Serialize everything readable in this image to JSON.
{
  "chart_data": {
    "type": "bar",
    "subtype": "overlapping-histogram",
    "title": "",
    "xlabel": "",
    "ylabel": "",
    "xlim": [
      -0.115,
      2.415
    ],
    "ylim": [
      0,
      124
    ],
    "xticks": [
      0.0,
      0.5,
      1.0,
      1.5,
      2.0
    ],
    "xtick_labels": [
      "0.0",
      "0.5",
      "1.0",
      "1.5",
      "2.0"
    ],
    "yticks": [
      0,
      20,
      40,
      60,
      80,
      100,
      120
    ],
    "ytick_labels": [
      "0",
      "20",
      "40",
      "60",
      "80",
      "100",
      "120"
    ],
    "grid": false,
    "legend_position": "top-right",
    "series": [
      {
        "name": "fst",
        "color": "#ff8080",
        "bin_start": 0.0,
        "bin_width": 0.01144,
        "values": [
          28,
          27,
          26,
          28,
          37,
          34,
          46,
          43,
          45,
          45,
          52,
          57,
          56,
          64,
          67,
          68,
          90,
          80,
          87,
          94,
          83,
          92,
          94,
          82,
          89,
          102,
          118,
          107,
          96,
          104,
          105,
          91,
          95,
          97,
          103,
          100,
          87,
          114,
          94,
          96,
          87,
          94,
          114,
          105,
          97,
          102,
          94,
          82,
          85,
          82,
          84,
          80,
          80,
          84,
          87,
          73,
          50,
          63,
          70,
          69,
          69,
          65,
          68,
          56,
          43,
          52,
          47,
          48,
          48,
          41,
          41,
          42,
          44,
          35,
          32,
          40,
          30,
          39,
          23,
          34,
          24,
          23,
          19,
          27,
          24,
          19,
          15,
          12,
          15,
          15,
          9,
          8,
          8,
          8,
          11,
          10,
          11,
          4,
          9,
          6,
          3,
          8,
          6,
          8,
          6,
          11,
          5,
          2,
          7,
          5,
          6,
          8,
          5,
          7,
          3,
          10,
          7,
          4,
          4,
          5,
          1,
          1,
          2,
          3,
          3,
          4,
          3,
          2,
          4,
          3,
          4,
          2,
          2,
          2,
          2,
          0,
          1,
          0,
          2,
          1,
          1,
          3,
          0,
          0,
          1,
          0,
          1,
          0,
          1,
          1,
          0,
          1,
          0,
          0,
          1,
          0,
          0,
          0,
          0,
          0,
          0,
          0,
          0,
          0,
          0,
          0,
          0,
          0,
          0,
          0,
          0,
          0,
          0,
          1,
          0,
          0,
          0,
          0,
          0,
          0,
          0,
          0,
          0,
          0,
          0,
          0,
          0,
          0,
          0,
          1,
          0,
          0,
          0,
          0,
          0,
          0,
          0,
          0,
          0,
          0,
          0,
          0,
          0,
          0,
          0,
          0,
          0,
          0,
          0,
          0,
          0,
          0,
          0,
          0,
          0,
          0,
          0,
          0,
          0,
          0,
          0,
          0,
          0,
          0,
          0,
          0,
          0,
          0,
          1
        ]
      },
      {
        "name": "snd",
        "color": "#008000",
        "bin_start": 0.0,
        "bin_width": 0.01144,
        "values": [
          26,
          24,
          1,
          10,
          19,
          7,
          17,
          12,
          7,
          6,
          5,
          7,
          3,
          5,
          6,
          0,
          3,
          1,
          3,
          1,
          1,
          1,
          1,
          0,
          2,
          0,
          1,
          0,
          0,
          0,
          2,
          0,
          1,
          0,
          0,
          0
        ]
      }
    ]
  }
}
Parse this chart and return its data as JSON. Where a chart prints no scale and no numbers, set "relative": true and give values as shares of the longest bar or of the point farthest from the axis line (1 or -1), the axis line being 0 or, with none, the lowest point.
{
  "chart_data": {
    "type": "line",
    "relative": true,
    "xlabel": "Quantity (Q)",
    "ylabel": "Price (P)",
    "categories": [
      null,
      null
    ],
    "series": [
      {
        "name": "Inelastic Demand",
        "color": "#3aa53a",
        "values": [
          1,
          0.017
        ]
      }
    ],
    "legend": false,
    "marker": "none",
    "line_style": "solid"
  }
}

◆ ◆ ◆ ◆ ◆

**Task instructions:**
Extract every line above exactly as it stands.

**Result for this exercise:**
Serialize everything readable in this image to JSON.
{
  "chart_data": {
    "type": "bar",
    "subtype": "overlapping-histogram",
    "title": "",
    "xlabel": "",
    "ylabel": "",
    "xlim": [
      -0.115,
      2.415
    ],
    "ylim": [
      0,
      124
    ],
    "xticks": [
      0.0,
      0.5,
      1.0,
      1.5,
      2.0
    ],
    "xtick_labels": [
      "0.0",
      "0.5",
      "1.0",
      "1.5",
      "2.0"
    ],
    "yticks": [
      0,
      20,
      40,
      60,
      80,
      100,
      120
    ],
    "ytick_labels": [
      "0",
      "20",
      "40",
      "60",
      "80",
      "100",
      "120"
    ],
    "grid": false,
    "legend_position": "top-right",
    "series": [
      {
        "name": "fst",
        "color": "#ff8080",
        "bin_start": 0.0,
        "bin_width": 0.01144,
        "values": [
          28,
          27,
          26,
          28,
          37,
          34,
          46,
          43,
          45,
          45,
          52,
          57,
          56,
          64,
          67,
          68,
          90,
          80,
          87,
          94,
          83,
          92,
          94,
          82,
          89,
          102,
          118,
          107,
          96,
          104,
          105,
          91,
          95,
          97,
          103,
          100,
          87,
          114,
          94,
          96,
          87,
          94,
          114,
          105,
          97,
          102,
          94,
          82,
          85,
          82,
          84,
          80,
          80,
          84,
          87,
          73,
          50,
          63,
          70,
          69,
          69,
          65,
          68,
          56,
          43,
          52,
          47,
          48,
          48,
          41,
          41,
          42,
          44,
          35,
          32,
          40,
          30,
          39,
          23,
          34,
          24,
          23,
          19,
          27,
          24,
          19,
          15,
          12,
          15,
          15,
          9,
          8,
          8,
          8,
          11,
          10,
          11,
          4,
          9,
          6,
          3,
          8,
          6,
          8,
          6,
          11,
          5,
          2,
          7,
          5,
          6,
          8,
          5,
          7,
          3,
          10,
          7,
          4,
          4,
          5,
          1,
          1,
          2,
          3,
          3,
          4,
          3,
          2,
          4,
          3,
          4,
          2,
          2,
          2,
          2,
          0,
          1,
          0,
          2,
          1,
          1,
          3,
          0,
          0,
          1,
          0,
          1,
          0,
          1,
          1,
          0,
          1,
          0,
          0,
          1,
          0,
          0,
          0,
          0,
          0,
          0,
          0,
          0,
          0,
          0,
          0,
          0,
          0,
          0,
          0,
          0,
          0,
          0,
          1,
          0,
          0,
          0,
          0,
          0,
          0,
          0,
          0,
          0,
          0,
          0,
          0,
          0,
          0,
          0,
          1,
          0,
          0,
          0,
          0,
          0,
          0,
          0,
          0,
          0,
          0,
          0,
          0,
          0,
          0,
          0,
          0,
          0,
          0,
          0,
          0,
          0,
          0,
          0,
          0,
          0,
          0,
          0,
          0,
          0,
          0,
          0,
          0,
          0,
          0,
          0,
          0,
          0,
          0,
          1
        ]
      },
      {
        "name": "snd",
        "color": "#008000",
        "bin_start": 0.0,
        "bin_width": 0.01144,
        "values": [
          26,
          24,
          1,
          10,
          19,
          7,
          17,
          12,
          7,
          6,
          5,
          7,
          3,
          5,
          6,
          0,
          3,
          1,
          3,
          1,
          1,
          1,
          1,
          0,
          2,
          0,
          1,
          0,
          0,
          0,
          2,
          0,
          1,
          0,
          0,
          0
        ]
      }
    ]
  }
}
Parse this chart and return its data as JSON. Where a chart prints no scale and no numbers, set "relative": true and give values as shares of the longest bar or of the point farthest from the axis line (1 or -1), the axis line being 0 or, with none, the lowest point.
{
  "chart_data": {
    "type": "line",
    "relative": true,
    "xlabel": "Quantity (Q)",
    "ylabel": "Price (P)",
    "categories": [
      null,
      null
    ],
    "series": [
      {
        "name": "Inelastic Demand",
        "color": "#3aa53a",
        "values": [
          1,
          0.017
        ]
      }
    ],
    "legend": false,
    "marker": "none",
    "line_style": "solid"
  }
}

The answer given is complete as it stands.